Data for this task →
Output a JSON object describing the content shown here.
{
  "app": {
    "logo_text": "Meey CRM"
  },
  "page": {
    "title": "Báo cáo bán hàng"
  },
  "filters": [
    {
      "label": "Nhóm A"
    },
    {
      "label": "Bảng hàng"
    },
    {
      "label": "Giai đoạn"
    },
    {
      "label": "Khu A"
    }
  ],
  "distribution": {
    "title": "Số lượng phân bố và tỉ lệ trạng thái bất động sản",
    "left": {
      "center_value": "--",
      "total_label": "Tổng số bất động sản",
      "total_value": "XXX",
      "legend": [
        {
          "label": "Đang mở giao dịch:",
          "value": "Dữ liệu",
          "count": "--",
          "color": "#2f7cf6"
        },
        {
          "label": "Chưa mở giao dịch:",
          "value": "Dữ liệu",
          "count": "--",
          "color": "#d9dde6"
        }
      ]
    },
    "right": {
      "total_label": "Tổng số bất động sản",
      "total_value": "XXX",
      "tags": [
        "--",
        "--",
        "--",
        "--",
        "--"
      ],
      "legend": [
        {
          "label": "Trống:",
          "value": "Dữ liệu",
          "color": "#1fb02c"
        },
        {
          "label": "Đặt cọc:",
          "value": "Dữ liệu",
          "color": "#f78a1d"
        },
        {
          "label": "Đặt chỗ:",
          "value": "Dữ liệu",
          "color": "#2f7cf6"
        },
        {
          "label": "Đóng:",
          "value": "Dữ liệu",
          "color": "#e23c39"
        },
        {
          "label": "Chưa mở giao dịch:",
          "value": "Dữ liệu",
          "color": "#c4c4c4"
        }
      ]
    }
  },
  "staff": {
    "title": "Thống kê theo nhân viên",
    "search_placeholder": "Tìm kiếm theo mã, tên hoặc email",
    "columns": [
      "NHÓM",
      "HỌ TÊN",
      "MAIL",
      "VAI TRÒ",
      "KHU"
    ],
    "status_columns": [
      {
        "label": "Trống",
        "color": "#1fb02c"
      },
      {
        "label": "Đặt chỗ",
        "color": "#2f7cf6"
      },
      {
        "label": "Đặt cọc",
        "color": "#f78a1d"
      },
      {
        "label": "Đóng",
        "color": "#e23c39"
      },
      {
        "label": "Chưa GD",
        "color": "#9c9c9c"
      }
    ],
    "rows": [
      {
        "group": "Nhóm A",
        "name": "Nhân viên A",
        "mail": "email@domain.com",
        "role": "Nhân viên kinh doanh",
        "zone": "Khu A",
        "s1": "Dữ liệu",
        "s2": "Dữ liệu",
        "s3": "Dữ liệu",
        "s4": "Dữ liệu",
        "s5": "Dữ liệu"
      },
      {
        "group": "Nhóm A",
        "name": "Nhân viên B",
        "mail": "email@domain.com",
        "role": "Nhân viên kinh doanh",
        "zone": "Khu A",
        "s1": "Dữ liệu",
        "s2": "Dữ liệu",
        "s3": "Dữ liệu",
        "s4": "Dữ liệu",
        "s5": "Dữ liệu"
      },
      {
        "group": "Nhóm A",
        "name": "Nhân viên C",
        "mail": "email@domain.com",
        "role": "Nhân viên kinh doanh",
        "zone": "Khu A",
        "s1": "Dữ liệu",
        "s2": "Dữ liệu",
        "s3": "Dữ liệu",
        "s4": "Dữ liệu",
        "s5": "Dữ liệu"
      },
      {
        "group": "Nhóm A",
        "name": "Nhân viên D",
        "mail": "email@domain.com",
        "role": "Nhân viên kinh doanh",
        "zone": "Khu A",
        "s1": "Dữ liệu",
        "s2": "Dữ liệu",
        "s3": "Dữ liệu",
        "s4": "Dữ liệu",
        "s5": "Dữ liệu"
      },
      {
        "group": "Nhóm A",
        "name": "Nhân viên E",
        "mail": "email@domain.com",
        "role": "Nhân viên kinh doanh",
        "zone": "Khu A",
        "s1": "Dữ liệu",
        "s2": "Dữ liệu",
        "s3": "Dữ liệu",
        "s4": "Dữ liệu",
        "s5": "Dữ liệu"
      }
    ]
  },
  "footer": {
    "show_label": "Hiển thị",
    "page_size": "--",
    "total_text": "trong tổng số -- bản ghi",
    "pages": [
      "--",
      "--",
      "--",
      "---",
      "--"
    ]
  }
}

Request →
Transcribe all the entries, keeping each one exactly as it is.

Answer to the task →
Output a JSON object describing the content shown here.
{
  "app": {
    "logo_text": "Meey CRM"
  },
  "page": {
    "title": "Báo cáo bán hàng"
  },
  "filters": [
    {
      "label": "Nhóm A"
    },
    {
      "label": "Bảng hàng"
    },
    {
      "label": "Giai đoạn"
    },
    {
      "label": "Khu A"
    }
  ],
  "distribution": {
    "title": "Số lượng phân bố và tỉ lệ trạng thái bất động sản",
    "left": {
      "center_value": "--",
      "total_label": "Tổng số bất động sản",
      "total_value": "XXX",
      "legend": [
        {
          "label": "Đang mở giao dịch:",
          "value": "Dữ liệu",
          "count": "--",
          "color": "#2f7cf6"
        },
        {
          "label": "Chưa mở giao dịch:",
          "value": "Dữ liệu",
          "count": "--",
          "color": "#d9dde6"
        }
      ]
    },
    "right": {
      "total_label": "Tổng số bất động sản",
      "total_value": "XXX",
      "tags": [
        "--",
        "--",
        "--",
        "--",
        "--"
      ],
      "legend": [
        {
          "label": "Trống:",
          "value": "Dữ liệu",
          "color": "#1fb02c"
        },
        {
          "label": "Đặt cọc:",
          "value": "Dữ liệu",
          "color": "#f78a1d"
        },
        {
          "label": "Đặt chỗ:",
          "value": "Dữ liệu",
          "color": "#2f7cf6"
        },
        {
          "label": "Đóng:",
          "value": "Dữ liệu",
          "color": "#e23c39"
        },
        {
          "label": "Chưa mở giao dịch:",
          "value": "Dữ liệu",
          "color": "#c4c4c4"
        }
      ]
    }
  },
  "staff": {
    "title": "Thống kê theo nhân viên",
    "search_placeholder": "Tìm kiếm theo mã, tên hoặc email",
    "columns": [
      "NHÓM",
      "HỌ TÊN",
      "MAIL",
      "VAI TRÒ",
      "KHU"
    ],
    "status_columns": [
      {
        "label": "Trống",
        "color": "#1fb02c"
      },
      {
        "label": "Đặt chỗ",
        "color": "#2f7cf6"
      },
      {
        "label": "Đặt cọc",
        "color": "#f78a1d"
      },
      {
        "label": "Đóng",
        "color": "#e23c39"
      },
      {
        "label": "Chưa GD",
        "color": "#9c9c9c"
      }
    ],
    "rows": [
      {
        "group": "Nhóm A",
        "name": "Nhân viên A",
        "mail": "email@domain.com",
        "role": "Nhân viên kinh doanh",
        "zone": "Khu A",
        "s1": "Dữ liệu",
        "s2": "Dữ liệu",
        "s3": "Dữ liệu",
        "s4": "Dữ liệu",
        "s5": "Dữ liệu"
      },
      {
        "group": "Nhóm A",
        "name": "Nhân viên B",
        "mail": "email@domain.com",
        "role": "Nhân viên kinh doanh",
        "zone": "Khu A",
        "s1": "Dữ liệu",
        "s2": "Dữ liệu",
        "s3": "Dữ liệu",
        "s4": "Dữ liệu",
        "s5": "Dữ liệu"
      },
      {
        "group": "Nhóm A",
        "name": "Nhân viên C",
        "mail": "email@domain.com",
        "role": "Nhân viên kinh doanh",
        "zone": "Khu A",
        "s1": "Dữ liệu",
        "s2": "Dữ liệu",
        "s3": "Dữ liệu",
        "s4": "Dữ liệu",
        "s5": "Dữ liệu"
      },
      {
        "group": "Nhóm A",
        "name": "Nhân viên D",
        "mail": "email@domain.com",
        "role": "Nhân viên kinh doanh",
        "zone": "Khu A",
        "s1": "Dữ liệu",
        "s2": "Dữ liệu",
        "s3": "Dữ liệu",
        "s4": "Dữ liệu",
        "s5": "Dữ liệu"
      },
      {
        "group": "Nhóm A",
        "name": "Nhân viên E",
        "mail": "email@domain.com",
        "role": "Nhân viên kinh doanh",
        "zone": "Khu A",
        "s1": "Dữ liệu",
        "s2": "Dữ liệu",
        "s3": "Dữ liệu",
        "s4": "Dữ liệu",
        "s5": "Dữ liệu"
      }
    ]
  },
  "footer": {
    "show_label": "Hiển thị",
    "page_size": "--",
    "total_text": "trong tổng số -- bản ghi",
    "pages": [
      "--",
      "--",
      "--",
      "---",
      "--"
    ]
  }
}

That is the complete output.